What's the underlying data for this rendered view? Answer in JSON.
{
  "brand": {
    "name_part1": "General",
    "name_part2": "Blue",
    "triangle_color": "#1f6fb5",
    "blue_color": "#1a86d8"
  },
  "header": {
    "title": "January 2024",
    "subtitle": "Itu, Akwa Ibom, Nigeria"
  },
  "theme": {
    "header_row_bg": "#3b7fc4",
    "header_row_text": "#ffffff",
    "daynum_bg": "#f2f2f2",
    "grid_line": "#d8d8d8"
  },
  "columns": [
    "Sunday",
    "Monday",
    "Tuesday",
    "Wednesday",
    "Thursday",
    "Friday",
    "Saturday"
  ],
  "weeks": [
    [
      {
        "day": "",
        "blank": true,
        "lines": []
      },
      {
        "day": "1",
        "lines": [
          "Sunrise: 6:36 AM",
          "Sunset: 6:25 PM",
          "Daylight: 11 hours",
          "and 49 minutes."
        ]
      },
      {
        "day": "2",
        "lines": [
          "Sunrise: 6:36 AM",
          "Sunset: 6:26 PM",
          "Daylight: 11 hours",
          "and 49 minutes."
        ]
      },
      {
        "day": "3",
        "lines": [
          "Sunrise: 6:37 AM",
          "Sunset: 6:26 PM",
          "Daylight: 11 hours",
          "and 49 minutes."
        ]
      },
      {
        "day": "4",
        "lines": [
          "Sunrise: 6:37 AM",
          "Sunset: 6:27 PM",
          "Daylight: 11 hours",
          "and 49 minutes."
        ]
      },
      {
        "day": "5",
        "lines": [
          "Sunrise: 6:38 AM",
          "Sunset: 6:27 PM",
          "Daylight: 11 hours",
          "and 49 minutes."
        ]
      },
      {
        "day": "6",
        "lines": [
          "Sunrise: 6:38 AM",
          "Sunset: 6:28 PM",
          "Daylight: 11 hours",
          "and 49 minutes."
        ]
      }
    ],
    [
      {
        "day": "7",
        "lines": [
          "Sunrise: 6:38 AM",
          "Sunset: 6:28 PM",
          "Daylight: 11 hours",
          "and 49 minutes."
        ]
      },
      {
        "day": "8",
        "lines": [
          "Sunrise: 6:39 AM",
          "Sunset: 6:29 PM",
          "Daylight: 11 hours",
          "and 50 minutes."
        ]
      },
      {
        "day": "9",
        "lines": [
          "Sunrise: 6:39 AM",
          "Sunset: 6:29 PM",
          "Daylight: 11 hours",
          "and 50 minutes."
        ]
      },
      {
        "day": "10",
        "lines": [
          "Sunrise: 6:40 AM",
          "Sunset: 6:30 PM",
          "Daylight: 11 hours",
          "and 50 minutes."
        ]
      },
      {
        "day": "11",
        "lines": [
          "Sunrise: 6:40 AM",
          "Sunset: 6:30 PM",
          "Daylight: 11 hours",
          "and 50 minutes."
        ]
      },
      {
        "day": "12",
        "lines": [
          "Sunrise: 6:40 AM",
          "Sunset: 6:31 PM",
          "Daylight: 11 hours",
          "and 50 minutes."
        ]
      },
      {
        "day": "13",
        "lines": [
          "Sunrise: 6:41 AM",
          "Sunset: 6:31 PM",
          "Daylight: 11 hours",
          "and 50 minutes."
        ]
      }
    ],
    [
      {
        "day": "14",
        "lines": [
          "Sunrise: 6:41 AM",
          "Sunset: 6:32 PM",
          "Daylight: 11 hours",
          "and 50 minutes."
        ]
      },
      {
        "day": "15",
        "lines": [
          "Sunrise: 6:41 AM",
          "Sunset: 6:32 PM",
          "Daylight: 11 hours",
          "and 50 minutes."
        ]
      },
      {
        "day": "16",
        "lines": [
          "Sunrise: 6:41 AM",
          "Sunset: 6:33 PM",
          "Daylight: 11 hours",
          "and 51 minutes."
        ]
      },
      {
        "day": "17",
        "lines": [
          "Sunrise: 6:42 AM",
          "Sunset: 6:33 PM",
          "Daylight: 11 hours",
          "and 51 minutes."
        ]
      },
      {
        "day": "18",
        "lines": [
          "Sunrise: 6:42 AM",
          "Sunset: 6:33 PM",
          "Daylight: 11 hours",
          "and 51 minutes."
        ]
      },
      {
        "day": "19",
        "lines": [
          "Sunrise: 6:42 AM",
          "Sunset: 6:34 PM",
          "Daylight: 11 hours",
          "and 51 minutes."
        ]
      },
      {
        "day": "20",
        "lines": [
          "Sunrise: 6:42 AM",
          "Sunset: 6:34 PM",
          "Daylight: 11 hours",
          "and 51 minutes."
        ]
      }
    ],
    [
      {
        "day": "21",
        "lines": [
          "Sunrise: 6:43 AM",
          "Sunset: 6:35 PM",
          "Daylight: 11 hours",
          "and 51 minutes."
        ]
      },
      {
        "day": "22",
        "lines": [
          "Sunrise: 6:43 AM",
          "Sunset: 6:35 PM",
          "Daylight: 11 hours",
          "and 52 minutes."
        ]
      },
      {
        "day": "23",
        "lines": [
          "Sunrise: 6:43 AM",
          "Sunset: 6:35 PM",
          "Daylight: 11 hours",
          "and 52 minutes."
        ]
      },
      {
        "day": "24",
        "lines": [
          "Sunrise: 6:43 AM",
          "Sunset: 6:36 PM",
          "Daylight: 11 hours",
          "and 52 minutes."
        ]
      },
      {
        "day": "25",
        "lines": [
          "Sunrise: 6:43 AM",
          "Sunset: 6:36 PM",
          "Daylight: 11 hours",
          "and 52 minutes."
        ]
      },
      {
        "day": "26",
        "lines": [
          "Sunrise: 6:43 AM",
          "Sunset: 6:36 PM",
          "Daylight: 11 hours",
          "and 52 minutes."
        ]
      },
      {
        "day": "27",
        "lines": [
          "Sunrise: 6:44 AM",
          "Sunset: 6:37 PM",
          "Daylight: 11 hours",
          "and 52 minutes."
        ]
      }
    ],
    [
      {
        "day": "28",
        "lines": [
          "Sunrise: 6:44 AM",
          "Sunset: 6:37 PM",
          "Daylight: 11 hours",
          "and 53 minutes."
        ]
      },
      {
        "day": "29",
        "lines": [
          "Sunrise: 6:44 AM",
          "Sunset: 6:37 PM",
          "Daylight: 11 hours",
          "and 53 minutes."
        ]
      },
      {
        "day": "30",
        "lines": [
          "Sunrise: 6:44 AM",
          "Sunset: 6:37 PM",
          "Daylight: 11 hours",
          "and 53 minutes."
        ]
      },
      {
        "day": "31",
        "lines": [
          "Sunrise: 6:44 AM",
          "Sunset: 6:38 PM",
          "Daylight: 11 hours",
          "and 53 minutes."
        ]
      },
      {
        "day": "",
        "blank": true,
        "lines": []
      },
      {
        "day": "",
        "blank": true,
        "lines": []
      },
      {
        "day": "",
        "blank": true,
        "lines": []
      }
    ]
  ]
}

• • • • • • •

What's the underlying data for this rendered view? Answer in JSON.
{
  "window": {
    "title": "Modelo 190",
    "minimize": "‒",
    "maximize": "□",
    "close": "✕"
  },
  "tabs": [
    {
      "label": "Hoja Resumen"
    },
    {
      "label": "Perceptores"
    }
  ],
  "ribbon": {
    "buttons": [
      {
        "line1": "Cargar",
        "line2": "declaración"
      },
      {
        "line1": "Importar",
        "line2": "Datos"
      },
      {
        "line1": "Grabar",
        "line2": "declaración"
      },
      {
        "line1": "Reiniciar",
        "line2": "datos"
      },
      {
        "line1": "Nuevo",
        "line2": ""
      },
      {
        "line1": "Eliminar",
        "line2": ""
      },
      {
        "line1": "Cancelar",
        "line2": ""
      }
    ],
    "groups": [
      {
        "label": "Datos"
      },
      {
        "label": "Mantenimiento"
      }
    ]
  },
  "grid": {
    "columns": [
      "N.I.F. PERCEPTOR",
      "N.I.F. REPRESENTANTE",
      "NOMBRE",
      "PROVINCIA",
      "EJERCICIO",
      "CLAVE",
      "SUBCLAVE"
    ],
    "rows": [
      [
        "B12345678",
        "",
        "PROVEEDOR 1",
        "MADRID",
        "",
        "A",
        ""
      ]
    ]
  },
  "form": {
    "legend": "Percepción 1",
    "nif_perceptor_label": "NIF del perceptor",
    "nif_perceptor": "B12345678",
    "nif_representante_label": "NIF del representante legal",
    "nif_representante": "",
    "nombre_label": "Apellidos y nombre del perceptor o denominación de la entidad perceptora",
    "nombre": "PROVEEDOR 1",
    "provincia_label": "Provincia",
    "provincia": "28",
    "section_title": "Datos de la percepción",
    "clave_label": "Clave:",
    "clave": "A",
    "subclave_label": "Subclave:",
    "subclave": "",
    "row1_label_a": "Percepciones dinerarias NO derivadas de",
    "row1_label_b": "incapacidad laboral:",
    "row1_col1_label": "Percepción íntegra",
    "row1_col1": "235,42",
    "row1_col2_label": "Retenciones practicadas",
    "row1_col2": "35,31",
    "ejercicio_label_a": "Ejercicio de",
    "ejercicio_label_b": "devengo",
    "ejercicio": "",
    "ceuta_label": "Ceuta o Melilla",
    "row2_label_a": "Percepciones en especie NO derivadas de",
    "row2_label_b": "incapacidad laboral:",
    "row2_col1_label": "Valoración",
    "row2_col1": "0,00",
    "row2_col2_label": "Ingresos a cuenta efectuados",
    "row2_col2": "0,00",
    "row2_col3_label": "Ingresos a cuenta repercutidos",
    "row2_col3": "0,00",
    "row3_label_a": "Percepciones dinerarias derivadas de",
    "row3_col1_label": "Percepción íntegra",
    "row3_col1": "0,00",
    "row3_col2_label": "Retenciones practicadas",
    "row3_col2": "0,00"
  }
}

• • • • • • •

## WHAT TO DO
Gather each line in the entries above where the string "incapacidad" is found.

## RESULT OF THE TASK
    "row1_label_b": "incapacidad laboral:",
    "row2_label_b": "incapacidad laboral:",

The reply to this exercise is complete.